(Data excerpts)

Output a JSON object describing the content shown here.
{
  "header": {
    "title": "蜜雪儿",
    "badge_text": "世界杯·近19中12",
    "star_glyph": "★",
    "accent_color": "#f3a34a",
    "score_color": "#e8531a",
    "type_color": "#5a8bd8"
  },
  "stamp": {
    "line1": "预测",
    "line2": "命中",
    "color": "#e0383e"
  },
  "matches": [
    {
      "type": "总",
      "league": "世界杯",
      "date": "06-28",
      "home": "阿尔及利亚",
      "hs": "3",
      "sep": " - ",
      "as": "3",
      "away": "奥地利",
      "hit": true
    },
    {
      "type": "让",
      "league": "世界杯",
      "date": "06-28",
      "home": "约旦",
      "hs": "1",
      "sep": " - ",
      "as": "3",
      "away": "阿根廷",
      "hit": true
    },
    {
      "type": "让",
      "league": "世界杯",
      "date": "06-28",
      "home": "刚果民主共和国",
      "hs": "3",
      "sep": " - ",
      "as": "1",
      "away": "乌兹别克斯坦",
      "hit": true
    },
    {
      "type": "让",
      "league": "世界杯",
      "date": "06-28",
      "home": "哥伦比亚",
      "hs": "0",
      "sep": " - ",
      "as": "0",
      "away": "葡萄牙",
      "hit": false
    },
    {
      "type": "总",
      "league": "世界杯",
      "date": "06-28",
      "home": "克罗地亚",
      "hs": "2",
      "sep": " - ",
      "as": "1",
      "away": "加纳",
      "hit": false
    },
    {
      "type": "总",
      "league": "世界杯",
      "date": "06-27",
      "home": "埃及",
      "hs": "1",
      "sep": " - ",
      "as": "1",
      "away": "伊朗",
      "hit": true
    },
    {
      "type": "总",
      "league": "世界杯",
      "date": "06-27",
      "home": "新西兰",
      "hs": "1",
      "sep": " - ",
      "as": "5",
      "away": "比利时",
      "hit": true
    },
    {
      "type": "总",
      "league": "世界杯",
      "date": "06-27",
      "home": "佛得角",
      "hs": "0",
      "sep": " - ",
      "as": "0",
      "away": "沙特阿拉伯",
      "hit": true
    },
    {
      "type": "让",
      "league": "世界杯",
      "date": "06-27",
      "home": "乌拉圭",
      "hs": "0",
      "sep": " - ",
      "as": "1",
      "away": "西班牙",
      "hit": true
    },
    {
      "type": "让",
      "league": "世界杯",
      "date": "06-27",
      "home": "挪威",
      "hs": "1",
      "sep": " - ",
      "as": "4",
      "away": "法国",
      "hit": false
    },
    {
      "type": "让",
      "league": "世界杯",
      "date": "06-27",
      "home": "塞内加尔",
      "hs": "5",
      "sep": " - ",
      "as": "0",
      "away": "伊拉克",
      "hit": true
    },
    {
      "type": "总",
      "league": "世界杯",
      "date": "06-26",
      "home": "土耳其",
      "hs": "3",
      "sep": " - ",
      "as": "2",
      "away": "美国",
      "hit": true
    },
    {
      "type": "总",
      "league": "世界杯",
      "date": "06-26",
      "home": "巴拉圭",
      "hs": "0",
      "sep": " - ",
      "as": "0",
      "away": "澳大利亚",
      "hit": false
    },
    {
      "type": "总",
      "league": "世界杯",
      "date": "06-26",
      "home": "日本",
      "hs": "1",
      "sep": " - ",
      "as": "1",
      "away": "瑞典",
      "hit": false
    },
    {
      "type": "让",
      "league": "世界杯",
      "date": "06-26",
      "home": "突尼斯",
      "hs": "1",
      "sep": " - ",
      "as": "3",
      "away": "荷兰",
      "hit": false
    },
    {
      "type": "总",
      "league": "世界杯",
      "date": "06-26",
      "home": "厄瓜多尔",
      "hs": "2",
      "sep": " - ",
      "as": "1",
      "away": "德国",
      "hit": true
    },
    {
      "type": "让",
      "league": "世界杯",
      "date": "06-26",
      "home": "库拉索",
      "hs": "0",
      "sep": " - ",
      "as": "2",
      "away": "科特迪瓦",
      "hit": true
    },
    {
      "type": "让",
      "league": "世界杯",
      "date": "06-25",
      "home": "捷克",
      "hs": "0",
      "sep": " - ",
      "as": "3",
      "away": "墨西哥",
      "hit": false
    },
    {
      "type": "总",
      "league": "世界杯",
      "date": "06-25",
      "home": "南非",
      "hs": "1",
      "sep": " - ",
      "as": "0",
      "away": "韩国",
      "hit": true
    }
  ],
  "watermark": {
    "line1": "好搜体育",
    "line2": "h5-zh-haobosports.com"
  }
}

#### What the task asks
Each line of the material above must be retyped precisely.

#### Completed exercise
Output a JSON object describing the content shown here.
{
  "header": {
    "title": "蜜雪儿",
    "badge_text": "世界杯·近19中12",
    "star_glyph": "★",
    "accent_color": "#f3a34a",
    "score_color": "#e8531a",
    "type_color": "#5a8bd8"
  },
  "stamp": {
    "line1": "预测",
    "line2": "命中",
    "color": "#e0383e"
  },
  "matches": [
    {
      "type": "总",
      "league": "世界杯",
      "date": "06-28",
      "home": "阿尔及利亚",
      "hs": "3",
      "sep": " - ",
      "as": "3",
      "away": "奥地利",
      "hit": true
    },
    {
      "type": "让",
      "league": "世界杯",
      "date": "06-28",
      "home": "约旦",
      "hs": "1",
      "sep": " - ",
      "as": "3",
      "away": "阿根廷",
      "hit": true
    },
    {
      "type": "让",
      "league": "世界杯",
      "date": "06-28",
      "home": "刚果民主共和国",
      "hs": "3",
      "sep": " - ",
      "as": "1",
      "away": "乌兹别克斯坦",
      "hit": true
    },
    {
      "type": "让",
      "league": "世界杯",
      "date": "06-28",
      "home": "哥伦比亚",
      "hs": "0",
      "sep": " - ",
      "as": "0",
      "away": "葡萄牙",
      "hit": false
    },
    {
      "type": "总",
      "league": "世界杯",
      "date": "06-28",
      "home": "克罗地亚",
      "hs": "2",
      "sep": " - ",
      "as": "1",
      "away": "加纳",
      "hit": false
    },
    {
      "type": "总",
      "league": "世界杯",
      "date": "06-27",
      "home": "埃及",
      "hs": "1",
      "sep": " - ",
      "as": "1",
      "away": "伊朗",
      "hit": true
    },
    {
      "type": "总",
      "league": "世界杯",
      "date": "06-27",
      "home": "新西兰",
      "hs": "1",
      "sep": " - ",
      "as": "5",
      "away": "比利时",
      "hit": true
    },
    {
      "type": "总",
      "league": "世界杯",
      "date": "06-27",
      "home": "佛得角",
      "hs": "0",
      "sep": " - ",
      "as": "0",
      "away": "沙特阿拉伯",
      "hit": true
    },
    {
      "type": "让",
      "league": "世界杯",
      "date": "06-27",
      "home": "乌拉圭",
      "hs": "0",
      "sep": " - ",
      "as": "1",
      "away": "西班牙",
      "hit": true
    },
    {
      "type": "让",
      "league": "世界杯",
      "date": "06-27",
      "home": "挪威",
      "hs": "1",
      "sep": " - ",
      "as": "4",
      "away": "法国",
      "hit": false
    },
    {
      "type": "让",
      "league": "世界杯",
      "date": "06-27",
      "home": "塞内加尔",
      "hs": "5",
      "sep": " - ",
      "as": "0",
      "away": "伊拉克",
      "hit": true
    },
    {
      "type": "总",
      "league": "世界杯",
      "date": "06-26",
      "home": "土耳其",
      "hs": "3",
      "sep": " - ",
      "as": "2",
      "away": "美国",
      "hit": true
    },
    {
      "type": "总",
      "league": "世界杯",
      "date": "06-26",
      "home": "巴拉圭",
      "hs": "0",
      "sep": " - ",
      "as": "0",
      "away": "澳大利亚",
      "hit": false
    },
    {
      "type": "总",
      "league": "世界杯",
      "date": "06-26",
      "home": "日本",
      "hs": "1",
      "sep": " - ",
      "as": "1",
      "away": "瑞典",
      "hit": false
    },
    {
      "type": "让",
      "league": "世界杯",
      "date": "06-26",
      "home": "突尼斯",
      "hs": "1",
      "sep": " - ",
      "as": "3",
      "away": "荷兰",
      "hit": false
    },
    {
      "type": "总",
      "league": "世界杯",
      "date": "06-26",
      "home": "厄瓜多尔",
      "hs": "2",
      "sep": " - ",
      "as": "1",
      "away": "德国",
      "hit": true
    },
    {
      "type": "让",
      "league": "世界杯",
      "date": "06-26",
      "home": "库拉索",
      "hs": "0",
      "sep": " - ",
      "as": "2",
      "away": "科特迪瓦",
      "hit": true
    },
    {
      "type": "让",
      "league": "世界杯",
      "date": "06-25",
      "home": "捷克",
      "hs": "0",
      "sep": " - ",
      "as": "3",
      "away": "墨西哥",
      "hit": false
    },
    {
      "type": "总",
      "league": "世界杯",
      "date": "06-25",
      "home": "南非",
      "hs": "1",
      "sep": " - ",
      "as": "0",
      "away": "韩国",
      "hit": true
    }
  ],
  "watermark": {
    "line1": "好搜体育",
    "line2": "h5-zh-haobosports.com"
  }
}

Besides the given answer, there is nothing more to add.